## [WHAT YOU WILL DO]
The exercise asks you to copy every line below in which "Nearest" appears.

## [INPUT RECORDS]
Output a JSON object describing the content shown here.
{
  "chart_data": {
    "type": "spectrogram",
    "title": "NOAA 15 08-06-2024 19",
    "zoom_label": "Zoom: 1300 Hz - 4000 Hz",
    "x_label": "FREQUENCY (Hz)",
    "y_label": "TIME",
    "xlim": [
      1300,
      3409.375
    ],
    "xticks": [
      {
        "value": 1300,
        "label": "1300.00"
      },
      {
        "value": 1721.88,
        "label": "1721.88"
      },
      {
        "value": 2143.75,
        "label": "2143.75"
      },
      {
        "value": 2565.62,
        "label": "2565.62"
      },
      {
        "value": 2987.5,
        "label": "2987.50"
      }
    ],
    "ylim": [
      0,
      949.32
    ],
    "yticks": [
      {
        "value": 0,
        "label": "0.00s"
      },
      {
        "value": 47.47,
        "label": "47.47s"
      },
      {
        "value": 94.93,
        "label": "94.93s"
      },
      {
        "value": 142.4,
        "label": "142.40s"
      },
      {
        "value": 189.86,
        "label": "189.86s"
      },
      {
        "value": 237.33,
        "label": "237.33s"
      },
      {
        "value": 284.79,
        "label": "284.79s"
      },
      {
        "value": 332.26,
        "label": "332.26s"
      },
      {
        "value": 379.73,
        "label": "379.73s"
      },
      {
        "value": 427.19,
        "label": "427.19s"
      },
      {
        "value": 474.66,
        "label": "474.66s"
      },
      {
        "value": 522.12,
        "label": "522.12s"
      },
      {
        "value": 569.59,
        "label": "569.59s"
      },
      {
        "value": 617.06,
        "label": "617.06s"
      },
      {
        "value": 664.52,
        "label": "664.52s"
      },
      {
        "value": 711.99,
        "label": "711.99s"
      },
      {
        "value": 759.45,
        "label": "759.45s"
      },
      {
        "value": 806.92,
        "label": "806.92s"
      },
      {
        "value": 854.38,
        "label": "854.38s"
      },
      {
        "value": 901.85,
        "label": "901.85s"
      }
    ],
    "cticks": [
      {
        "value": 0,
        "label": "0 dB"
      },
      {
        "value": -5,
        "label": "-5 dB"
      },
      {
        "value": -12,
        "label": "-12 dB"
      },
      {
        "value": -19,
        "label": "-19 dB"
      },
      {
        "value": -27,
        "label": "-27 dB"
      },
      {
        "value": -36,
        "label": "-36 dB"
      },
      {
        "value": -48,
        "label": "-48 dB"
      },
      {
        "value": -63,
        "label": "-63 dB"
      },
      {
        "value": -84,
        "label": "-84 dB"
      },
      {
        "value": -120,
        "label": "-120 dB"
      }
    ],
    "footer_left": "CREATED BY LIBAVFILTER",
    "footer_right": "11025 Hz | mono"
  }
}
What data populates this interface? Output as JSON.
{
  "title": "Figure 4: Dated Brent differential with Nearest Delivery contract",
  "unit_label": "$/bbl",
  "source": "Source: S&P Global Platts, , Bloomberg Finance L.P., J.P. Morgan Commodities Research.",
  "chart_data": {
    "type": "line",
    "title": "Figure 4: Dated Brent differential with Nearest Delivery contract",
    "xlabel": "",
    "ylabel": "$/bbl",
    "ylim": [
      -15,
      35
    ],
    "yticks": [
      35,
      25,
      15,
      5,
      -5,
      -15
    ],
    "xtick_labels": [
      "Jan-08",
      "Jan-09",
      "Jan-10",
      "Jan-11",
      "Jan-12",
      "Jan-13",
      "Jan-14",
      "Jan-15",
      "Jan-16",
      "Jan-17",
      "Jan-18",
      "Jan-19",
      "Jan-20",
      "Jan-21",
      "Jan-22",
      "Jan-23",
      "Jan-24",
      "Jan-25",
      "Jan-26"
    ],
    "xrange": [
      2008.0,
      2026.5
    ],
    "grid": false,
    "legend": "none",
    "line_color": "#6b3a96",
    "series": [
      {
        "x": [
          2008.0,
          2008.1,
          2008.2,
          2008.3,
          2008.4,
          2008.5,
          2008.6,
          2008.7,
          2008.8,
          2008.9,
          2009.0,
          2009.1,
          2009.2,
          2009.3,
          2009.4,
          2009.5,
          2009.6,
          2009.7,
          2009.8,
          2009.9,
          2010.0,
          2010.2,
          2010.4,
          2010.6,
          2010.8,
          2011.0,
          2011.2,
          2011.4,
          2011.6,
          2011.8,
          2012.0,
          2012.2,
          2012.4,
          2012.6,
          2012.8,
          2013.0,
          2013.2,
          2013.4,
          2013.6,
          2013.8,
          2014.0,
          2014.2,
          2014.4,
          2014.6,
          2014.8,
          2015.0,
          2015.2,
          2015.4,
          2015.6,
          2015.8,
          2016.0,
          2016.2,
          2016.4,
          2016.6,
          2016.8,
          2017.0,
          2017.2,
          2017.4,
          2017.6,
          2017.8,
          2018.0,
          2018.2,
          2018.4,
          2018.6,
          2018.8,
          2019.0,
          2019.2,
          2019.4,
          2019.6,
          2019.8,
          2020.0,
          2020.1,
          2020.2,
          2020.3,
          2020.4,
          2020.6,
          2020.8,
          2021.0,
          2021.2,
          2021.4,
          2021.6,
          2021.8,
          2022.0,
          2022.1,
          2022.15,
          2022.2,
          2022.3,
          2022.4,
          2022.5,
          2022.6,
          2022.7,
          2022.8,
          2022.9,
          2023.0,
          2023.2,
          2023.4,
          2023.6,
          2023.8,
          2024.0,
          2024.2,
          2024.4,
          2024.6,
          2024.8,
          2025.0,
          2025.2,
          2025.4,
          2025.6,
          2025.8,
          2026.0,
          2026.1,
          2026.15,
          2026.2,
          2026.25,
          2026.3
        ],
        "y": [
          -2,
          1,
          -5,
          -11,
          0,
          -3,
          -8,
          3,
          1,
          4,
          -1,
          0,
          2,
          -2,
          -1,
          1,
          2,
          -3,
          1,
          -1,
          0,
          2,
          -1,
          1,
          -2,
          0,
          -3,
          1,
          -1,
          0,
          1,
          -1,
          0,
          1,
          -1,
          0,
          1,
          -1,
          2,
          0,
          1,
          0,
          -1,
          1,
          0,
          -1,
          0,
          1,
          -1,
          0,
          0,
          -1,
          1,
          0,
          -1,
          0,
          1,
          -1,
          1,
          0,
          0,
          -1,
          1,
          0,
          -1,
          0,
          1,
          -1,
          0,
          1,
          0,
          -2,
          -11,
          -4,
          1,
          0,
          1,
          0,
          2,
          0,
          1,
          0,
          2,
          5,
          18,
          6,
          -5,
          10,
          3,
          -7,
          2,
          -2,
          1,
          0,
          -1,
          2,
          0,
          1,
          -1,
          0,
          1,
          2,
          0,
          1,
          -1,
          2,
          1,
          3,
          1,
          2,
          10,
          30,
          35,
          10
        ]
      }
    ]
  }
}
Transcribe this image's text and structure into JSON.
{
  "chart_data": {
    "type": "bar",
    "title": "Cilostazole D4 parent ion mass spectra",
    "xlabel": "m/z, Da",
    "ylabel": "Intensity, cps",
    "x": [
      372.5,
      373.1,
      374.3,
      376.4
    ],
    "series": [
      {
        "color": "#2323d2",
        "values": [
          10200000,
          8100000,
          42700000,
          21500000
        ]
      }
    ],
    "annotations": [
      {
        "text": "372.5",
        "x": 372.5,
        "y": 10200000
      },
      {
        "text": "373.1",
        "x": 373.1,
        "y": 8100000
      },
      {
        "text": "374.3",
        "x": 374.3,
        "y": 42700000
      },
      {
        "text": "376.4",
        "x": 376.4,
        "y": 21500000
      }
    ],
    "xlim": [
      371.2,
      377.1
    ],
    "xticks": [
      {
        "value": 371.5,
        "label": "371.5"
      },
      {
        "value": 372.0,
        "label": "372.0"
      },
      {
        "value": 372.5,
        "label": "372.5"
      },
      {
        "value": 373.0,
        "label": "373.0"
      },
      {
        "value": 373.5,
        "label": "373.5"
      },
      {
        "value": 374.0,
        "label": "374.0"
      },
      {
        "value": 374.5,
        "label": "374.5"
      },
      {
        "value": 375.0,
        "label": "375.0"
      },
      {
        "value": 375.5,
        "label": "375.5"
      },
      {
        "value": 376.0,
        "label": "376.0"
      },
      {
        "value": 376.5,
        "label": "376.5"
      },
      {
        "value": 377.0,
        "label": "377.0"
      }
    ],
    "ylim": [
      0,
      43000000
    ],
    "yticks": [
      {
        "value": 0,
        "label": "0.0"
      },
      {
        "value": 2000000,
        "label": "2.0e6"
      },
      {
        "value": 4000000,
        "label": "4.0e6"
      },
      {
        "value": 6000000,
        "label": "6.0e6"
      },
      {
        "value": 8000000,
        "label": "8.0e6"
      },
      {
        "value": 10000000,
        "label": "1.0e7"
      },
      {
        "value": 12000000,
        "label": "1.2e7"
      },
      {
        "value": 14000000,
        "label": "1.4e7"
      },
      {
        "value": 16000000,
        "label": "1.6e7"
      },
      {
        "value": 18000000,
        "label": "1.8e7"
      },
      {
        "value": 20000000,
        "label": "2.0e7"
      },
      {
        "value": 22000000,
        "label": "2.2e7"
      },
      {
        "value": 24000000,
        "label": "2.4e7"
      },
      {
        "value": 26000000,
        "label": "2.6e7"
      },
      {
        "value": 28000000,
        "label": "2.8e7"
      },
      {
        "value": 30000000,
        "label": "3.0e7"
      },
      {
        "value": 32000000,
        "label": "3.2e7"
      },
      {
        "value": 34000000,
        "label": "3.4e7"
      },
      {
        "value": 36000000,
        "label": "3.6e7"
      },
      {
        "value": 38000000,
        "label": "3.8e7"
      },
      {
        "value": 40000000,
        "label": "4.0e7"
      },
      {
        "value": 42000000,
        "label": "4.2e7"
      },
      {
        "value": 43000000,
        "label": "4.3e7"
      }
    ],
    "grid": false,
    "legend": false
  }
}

## [COMPLETED EXERCISE]
  "title": "Figure 4: Dated Brent differential with Nearest Delivery contract",
    "title": "Figure 4: Dated Brent differential with Nearest Delivery contract",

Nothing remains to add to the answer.